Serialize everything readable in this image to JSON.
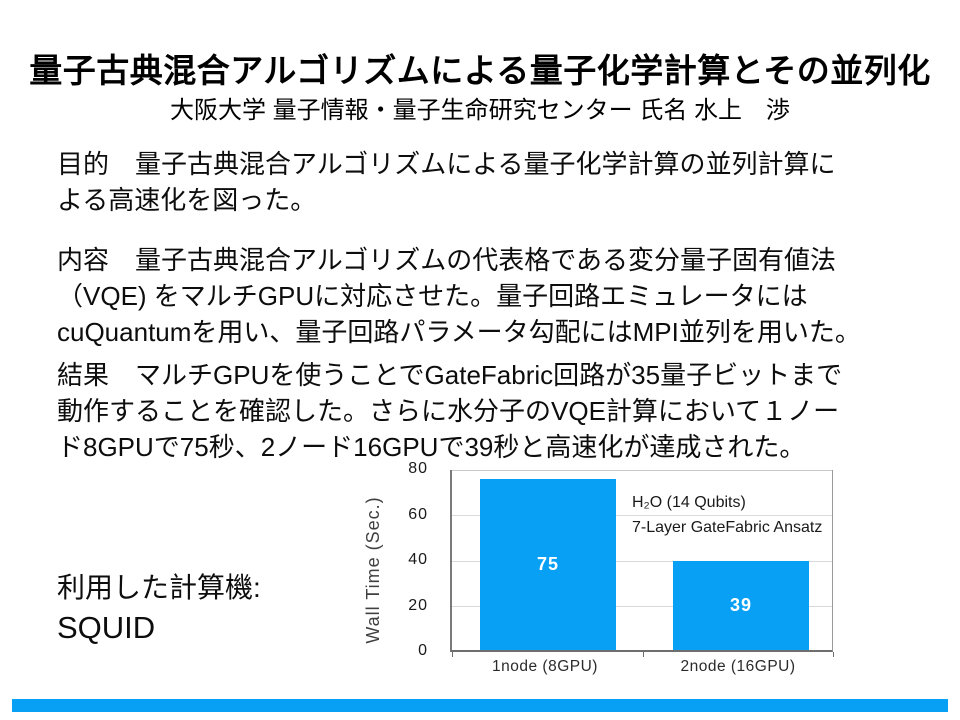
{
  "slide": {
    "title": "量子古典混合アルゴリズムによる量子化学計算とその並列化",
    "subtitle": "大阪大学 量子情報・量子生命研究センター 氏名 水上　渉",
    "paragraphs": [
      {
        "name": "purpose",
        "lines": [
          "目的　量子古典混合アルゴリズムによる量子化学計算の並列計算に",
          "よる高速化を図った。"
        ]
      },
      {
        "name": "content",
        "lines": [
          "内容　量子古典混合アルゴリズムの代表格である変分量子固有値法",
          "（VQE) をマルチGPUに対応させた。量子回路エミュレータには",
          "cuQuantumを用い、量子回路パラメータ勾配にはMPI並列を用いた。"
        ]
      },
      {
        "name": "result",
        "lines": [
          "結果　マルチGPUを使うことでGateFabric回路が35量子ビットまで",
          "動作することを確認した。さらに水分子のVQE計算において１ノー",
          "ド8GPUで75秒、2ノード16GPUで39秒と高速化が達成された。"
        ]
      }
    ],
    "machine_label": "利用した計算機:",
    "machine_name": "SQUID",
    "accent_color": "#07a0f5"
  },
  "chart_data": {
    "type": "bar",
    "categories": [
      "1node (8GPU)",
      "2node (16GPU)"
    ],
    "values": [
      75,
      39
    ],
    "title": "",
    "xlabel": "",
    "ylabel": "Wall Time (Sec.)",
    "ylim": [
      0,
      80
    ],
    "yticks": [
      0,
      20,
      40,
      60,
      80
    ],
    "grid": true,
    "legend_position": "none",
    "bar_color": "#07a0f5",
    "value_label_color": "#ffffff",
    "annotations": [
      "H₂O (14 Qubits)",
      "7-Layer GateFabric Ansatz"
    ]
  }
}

...

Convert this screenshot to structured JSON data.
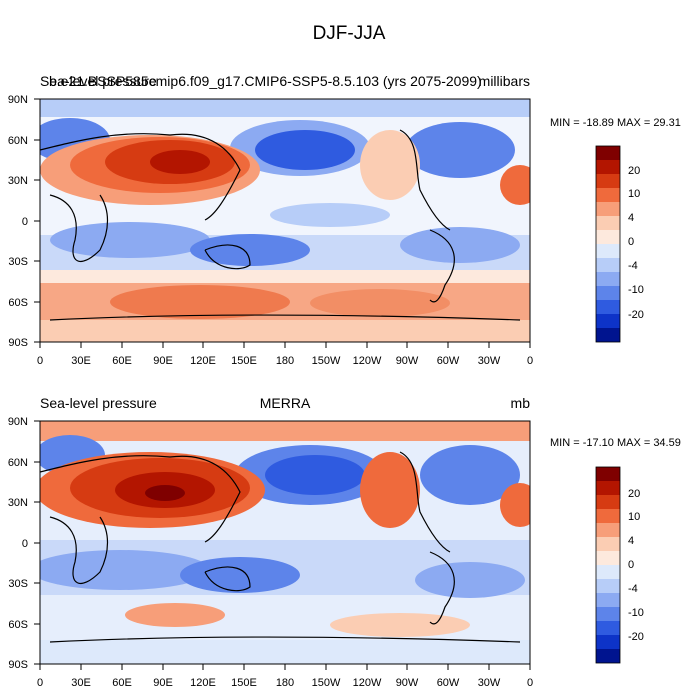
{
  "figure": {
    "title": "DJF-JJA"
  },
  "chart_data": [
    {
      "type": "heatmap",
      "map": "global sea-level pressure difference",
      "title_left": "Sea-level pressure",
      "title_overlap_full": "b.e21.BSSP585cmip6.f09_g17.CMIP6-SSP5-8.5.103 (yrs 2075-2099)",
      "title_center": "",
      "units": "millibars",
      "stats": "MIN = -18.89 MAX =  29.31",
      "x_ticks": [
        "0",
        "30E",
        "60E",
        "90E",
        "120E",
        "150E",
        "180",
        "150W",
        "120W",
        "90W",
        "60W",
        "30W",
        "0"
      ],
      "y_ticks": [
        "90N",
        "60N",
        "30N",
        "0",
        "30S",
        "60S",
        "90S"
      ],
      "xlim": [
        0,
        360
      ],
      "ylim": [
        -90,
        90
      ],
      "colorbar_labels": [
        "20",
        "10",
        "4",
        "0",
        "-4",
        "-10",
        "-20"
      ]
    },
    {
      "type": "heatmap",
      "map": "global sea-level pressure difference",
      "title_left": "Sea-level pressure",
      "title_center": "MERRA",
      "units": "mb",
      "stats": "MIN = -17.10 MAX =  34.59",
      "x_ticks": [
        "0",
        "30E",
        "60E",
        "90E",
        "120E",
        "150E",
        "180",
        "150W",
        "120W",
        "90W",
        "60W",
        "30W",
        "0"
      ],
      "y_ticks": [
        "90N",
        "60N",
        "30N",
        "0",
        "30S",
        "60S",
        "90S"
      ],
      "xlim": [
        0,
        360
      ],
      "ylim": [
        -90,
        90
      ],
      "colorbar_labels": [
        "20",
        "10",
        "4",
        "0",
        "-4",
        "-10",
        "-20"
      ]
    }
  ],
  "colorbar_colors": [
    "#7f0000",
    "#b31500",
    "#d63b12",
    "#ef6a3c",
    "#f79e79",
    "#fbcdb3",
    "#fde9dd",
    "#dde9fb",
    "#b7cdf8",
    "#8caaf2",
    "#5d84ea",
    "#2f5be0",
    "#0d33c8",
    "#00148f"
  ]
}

> **What you are asked to do**
Give the number of lines in the records that contain the string "JSON", with no other output.

> **Result for this exercise**
2